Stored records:
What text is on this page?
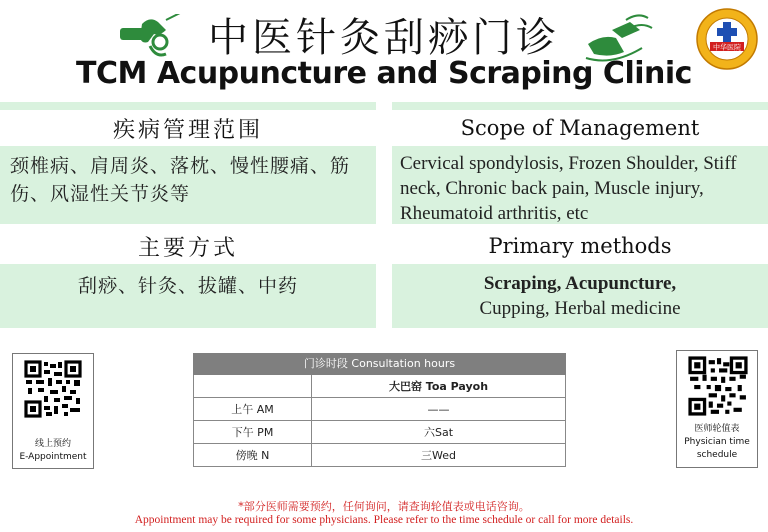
中医针灸刮痧门诊	中华医院
TCM Acupuncture and Scraping Clinic
疾病管理范围	Scope of Management
颈椎病、肩周炎、落枕、慢性腰痛、筋伤、风湿性关节炎等
Cervical spondylosis, Frozen Shoulder, Stiff neck, Chronic back pain, Muscle injury, Rheumatoid arthritis, etc
主要方式	Primary methods
刮痧、针灸、拔罐、中药	Scraping, Acupuncture,
Cupping, Herbal medicine
线上预约
E-Appointment
门诊时段 Consultation hours
大巴窑 Toa Payoh
上午 AM	——
下午 PM	六Sat
傍晚 N	三Wed
医师轮值表
Physician time
schedule
*部分医师需要预约，任何询问，请查询轮值表或电话咨询。
Appointment may be required for some physicians. Please refer to the time schedule or call for more details.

» GOAL OF THE EXERCISE
Scan the entries above for the word "Appointment" and collect each line holding it.

» EXPECTED OUTPUT
E-Appointment
Appointment may be required for some physicians. Please refer to the time schedule or call for more details.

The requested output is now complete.